───── Provided entries ─────

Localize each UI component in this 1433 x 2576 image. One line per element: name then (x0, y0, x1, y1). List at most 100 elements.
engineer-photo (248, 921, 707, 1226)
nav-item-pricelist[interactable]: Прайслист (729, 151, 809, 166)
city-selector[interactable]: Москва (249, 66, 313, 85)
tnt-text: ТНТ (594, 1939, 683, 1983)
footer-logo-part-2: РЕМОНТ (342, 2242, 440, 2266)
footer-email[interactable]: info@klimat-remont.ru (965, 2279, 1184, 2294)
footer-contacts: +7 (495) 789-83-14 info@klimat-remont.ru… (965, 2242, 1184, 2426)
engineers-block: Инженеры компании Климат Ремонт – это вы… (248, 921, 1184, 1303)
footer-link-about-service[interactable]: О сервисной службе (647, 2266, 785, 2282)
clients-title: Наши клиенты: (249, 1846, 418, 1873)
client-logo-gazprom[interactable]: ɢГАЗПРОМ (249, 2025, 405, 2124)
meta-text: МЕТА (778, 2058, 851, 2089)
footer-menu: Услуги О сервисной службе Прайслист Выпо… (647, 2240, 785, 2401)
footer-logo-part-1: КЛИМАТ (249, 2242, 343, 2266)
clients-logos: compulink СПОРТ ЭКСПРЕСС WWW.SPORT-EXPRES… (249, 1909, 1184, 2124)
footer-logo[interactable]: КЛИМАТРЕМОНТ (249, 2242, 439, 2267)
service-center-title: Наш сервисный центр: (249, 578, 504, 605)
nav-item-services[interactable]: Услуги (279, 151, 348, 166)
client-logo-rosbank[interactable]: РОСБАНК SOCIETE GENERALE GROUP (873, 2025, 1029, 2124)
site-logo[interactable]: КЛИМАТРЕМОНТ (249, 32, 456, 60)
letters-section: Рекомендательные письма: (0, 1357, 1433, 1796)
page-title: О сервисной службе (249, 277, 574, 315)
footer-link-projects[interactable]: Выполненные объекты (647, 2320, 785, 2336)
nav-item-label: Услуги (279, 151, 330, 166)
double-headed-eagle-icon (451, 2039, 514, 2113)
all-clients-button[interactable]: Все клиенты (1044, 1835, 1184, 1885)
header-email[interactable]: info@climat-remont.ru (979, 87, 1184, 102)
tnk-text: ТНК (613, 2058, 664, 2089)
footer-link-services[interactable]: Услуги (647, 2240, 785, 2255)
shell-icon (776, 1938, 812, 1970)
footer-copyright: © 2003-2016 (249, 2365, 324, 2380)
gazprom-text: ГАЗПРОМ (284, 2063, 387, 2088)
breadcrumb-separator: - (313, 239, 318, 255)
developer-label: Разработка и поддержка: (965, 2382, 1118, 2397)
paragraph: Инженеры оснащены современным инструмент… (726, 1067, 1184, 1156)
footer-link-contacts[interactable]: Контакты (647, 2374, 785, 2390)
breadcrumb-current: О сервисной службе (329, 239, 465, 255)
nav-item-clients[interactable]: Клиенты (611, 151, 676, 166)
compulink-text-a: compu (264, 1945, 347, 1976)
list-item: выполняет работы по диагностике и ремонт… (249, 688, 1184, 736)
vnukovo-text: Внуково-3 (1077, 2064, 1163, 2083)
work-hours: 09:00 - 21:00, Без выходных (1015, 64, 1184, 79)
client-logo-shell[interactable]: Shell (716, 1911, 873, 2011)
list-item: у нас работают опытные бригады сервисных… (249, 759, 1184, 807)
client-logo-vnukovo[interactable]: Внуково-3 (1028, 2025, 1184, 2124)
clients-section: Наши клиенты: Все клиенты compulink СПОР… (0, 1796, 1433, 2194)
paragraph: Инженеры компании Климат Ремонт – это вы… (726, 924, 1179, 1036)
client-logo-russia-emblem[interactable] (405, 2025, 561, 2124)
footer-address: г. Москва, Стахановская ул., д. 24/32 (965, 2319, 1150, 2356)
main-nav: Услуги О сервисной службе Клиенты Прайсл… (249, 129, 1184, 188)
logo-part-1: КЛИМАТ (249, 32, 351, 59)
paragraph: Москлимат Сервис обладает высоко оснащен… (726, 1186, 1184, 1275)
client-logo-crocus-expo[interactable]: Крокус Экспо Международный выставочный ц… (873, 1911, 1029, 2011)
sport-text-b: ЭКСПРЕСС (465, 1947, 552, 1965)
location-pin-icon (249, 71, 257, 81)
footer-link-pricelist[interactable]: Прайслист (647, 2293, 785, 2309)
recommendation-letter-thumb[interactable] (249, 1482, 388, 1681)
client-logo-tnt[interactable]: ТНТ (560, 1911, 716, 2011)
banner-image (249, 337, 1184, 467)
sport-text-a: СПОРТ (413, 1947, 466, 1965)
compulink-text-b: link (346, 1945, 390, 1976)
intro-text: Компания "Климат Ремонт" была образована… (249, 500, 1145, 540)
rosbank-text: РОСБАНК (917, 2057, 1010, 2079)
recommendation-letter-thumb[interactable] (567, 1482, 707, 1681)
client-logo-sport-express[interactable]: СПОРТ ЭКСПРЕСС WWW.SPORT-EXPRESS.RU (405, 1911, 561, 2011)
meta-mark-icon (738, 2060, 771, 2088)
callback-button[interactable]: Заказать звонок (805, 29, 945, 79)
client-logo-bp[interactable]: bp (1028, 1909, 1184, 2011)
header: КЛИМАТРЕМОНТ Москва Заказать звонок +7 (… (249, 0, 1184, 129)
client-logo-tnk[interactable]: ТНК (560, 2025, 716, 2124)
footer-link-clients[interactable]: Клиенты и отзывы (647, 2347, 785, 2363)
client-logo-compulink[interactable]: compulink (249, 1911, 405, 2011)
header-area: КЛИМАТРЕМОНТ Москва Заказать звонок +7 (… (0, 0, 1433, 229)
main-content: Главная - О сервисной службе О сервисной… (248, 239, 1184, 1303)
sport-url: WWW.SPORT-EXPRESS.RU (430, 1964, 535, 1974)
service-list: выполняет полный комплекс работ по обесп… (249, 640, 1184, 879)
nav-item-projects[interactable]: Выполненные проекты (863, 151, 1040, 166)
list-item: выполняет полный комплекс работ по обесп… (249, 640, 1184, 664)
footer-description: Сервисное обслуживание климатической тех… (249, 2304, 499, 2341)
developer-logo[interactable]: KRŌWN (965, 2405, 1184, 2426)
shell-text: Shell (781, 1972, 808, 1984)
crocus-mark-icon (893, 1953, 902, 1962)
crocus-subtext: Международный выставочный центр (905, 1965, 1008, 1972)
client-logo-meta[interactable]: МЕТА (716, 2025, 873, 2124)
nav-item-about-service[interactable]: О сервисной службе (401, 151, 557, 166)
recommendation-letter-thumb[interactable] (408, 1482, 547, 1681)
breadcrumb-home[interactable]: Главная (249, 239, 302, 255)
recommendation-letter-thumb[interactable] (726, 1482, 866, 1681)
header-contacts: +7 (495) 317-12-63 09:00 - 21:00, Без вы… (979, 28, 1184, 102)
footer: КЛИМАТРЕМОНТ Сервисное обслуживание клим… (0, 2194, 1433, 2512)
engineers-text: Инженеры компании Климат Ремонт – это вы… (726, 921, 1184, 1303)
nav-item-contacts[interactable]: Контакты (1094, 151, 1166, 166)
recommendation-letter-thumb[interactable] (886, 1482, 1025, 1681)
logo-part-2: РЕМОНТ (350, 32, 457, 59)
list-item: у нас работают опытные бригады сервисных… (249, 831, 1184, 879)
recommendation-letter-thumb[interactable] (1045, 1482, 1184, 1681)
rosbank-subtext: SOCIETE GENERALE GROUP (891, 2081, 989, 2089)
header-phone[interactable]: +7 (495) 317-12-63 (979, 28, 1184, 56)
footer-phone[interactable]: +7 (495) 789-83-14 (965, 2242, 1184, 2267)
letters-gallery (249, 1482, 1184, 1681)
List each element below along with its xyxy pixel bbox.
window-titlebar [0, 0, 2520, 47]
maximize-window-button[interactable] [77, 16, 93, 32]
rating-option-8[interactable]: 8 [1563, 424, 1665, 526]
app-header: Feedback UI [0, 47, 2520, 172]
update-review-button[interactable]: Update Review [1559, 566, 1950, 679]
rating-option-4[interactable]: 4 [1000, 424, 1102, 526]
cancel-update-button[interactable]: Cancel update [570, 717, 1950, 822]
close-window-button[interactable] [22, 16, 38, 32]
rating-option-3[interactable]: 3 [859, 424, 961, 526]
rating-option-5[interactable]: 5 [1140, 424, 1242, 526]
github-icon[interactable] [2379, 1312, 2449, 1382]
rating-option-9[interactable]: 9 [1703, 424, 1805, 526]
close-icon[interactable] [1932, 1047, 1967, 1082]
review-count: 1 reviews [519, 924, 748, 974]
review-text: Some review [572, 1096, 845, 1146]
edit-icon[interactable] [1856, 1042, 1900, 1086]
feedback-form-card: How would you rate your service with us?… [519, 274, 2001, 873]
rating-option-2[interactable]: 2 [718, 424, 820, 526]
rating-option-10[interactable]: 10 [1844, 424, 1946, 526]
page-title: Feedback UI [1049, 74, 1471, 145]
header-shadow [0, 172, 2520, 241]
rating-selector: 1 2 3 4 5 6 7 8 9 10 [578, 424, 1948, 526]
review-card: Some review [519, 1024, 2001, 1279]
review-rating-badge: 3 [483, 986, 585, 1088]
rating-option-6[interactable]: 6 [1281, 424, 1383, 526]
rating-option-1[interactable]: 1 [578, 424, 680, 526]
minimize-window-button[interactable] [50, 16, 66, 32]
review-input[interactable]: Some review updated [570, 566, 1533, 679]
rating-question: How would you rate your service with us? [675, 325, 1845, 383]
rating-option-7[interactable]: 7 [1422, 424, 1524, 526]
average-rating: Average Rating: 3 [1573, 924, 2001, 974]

─────

### Prompt
Arrange the lines of the records above as a numbered list, starting at the first line and ending with the line containing "tnt-text: ТНТ (594, 1939, 683, 1983)". Skip any blank lines.

### Answer
1. Localize each UI component in this 1433 x 2576 image. One line per element: name then (x0, y0, x1, y1). List at most 100 elements.
2. engineer-photo (248, 921, 707, 1226)
3. nav-item-pricelist[interactable]: Прайслист (729, 151, 809, 166)
4. city-selector[interactable]: Москва (249, 66, 313, 85)
5. tnt-text: ТНТ (594, 1939, 683, 1983)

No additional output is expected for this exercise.